Stored data
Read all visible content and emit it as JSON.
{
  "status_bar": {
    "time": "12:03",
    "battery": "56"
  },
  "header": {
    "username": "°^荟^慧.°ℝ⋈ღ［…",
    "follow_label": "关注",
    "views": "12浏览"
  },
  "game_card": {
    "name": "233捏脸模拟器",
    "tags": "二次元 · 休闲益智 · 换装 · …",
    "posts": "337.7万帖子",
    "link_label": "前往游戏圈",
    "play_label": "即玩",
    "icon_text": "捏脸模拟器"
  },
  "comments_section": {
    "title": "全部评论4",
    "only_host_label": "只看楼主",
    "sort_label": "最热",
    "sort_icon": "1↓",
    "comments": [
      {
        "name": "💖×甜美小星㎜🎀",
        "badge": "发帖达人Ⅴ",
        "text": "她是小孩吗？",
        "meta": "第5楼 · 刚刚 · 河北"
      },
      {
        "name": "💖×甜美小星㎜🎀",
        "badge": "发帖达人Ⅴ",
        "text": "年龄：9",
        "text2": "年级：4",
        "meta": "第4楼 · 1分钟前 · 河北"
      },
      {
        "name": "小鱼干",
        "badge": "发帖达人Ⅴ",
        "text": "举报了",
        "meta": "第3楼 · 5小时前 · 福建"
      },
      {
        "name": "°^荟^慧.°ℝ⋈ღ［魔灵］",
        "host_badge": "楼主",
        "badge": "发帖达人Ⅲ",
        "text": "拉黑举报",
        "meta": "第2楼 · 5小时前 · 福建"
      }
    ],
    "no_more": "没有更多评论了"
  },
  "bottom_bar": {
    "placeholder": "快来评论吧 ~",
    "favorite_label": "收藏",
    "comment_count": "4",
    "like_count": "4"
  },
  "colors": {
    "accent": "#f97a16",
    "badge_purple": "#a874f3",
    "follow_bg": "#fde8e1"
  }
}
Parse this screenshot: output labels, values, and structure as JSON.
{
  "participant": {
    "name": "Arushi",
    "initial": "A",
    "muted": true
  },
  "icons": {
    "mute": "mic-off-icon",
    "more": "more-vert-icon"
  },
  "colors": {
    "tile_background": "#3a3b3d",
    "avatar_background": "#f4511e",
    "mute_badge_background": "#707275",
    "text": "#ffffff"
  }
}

What needs to be done: Using the data above, copy each line that contains "JSON".

Solution to the exercise:
Read all visible content and emit it as JSON.
Parse this screenshot: output labels, values, and structure as JSON.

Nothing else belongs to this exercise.